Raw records

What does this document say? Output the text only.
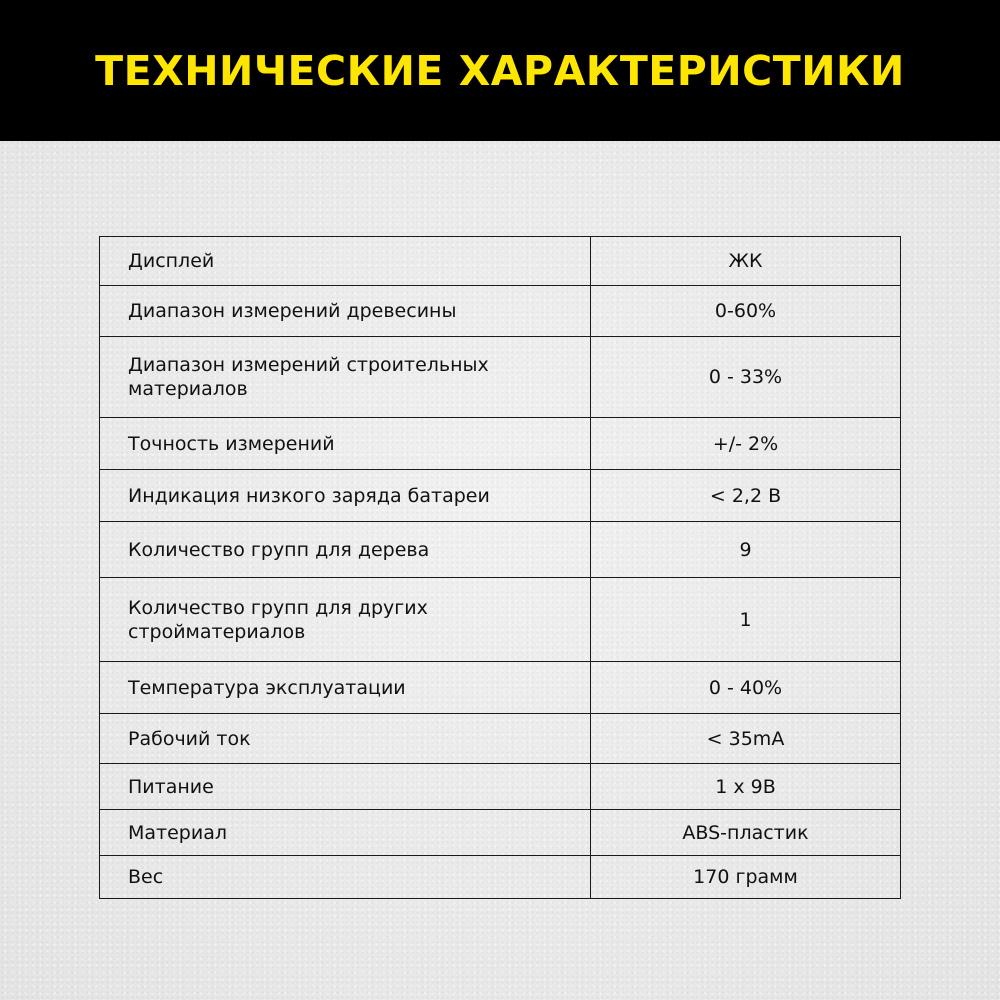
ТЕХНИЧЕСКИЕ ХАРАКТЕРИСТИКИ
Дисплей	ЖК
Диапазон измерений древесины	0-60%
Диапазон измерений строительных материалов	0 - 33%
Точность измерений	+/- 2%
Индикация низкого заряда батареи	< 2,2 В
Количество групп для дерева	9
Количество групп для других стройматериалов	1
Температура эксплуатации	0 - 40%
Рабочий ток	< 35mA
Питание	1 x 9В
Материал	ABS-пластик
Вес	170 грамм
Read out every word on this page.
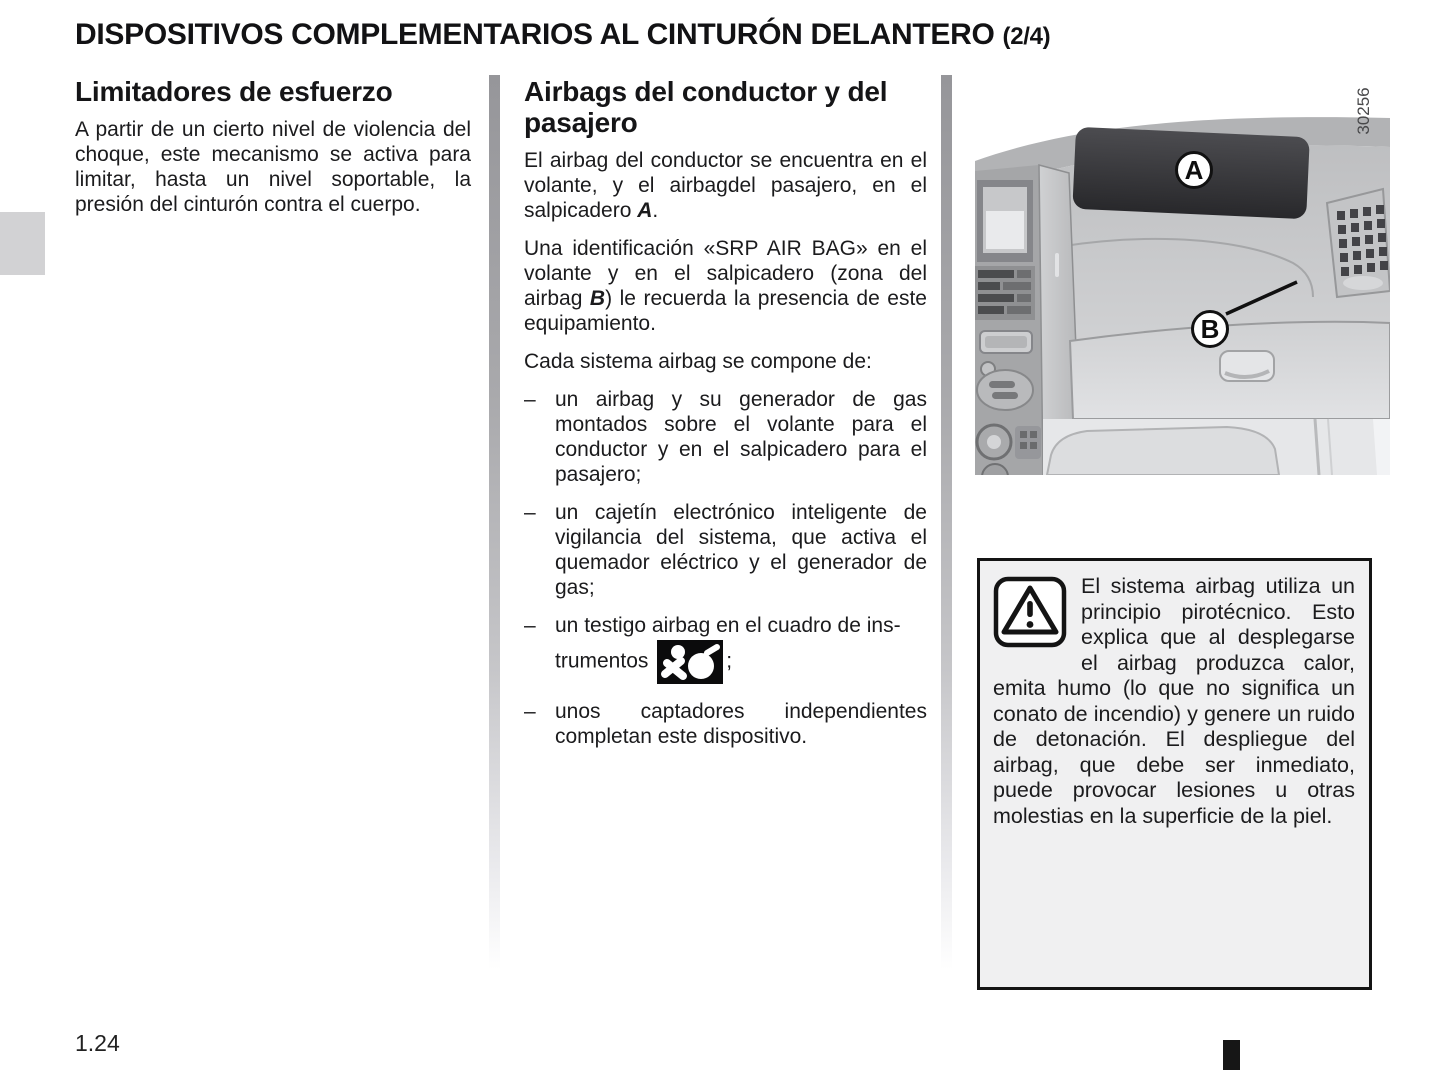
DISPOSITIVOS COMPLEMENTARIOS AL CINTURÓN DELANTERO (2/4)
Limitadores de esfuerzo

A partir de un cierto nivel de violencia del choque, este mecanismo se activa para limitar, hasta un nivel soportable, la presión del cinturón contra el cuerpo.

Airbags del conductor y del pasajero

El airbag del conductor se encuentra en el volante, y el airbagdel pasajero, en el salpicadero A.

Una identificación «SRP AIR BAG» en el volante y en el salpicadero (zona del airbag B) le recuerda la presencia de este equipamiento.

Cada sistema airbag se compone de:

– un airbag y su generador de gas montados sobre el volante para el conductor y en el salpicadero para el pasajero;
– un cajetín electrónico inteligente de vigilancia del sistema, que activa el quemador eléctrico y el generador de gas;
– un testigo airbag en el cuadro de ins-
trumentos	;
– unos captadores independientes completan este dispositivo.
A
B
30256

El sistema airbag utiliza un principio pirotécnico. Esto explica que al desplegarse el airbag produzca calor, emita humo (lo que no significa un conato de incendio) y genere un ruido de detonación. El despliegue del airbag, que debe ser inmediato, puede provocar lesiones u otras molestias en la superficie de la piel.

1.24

Challenge
Every entry should be returned exactly as written, minus the pictures.

Solution to the problem
What does this document say? Output the text only.
ТЕХНИЧЕСКИЕ ХАРАКТЕРИСТИКИ
Дисплей	ЖК
Диапазон измерений древесины	0-60%
Диапазон измерений строительных материалов	0 - 33%
Точность измерений	+/- 2%
Индикация низкого заряда батареи	< 2,2 В
Количество групп для дерева	9
Количество групп для других стройматериалов	1
Температура эксплуатации	0 - 40%
Рабочий ток	< 35mA
Питание	1 x 9В
Материал	ABS-пластик
Вес	170 грамм
Read out every word on this page.
DISPOSITIVOS COMPLEMENTARIOS AL CINTURÓN DELANTERO (2/4)
Limitadores de esfuerzo

A partir de un cierto nivel de violencia del choque, este mecanismo se activa para limitar, hasta un nivel soportable, la presión del cinturón contra el cuerpo.

Airbags del conductor y del pasajero

El airbag del conductor se encuentra en el volante, y el airbagdel pasajero, en el salpicadero A.

Una identificación «SRP AIR BAG» en el volante y en el salpicadero (zona del airbag B) le recuerda la presencia de este equipamiento.

Cada sistema airbag se compone de:

– un airbag y su generador de gas montados sobre el volante para el conductor y en el salpicadero para el pasajero;
– un cajetín electrónico inteligente de vigilancia del sistema, que activa el quemador eléctrico y el generador de gas;
– un testigo airbag en el cuadro de ins-
trumentos	;
– unos captadores independientes completan este dispositivo.
A
B
30256

El sistema airbag utiliza un principio pirotécnico. Esto explica que al desplegarse el airbag produzca calor, emita humo (lo que no significa un conato de incendio) y genere un ruido de detonación. El despliegue del airbag, que debe ser inmediato, puede provocar lesiones u otras molestias en la superficie de la piel.

1.24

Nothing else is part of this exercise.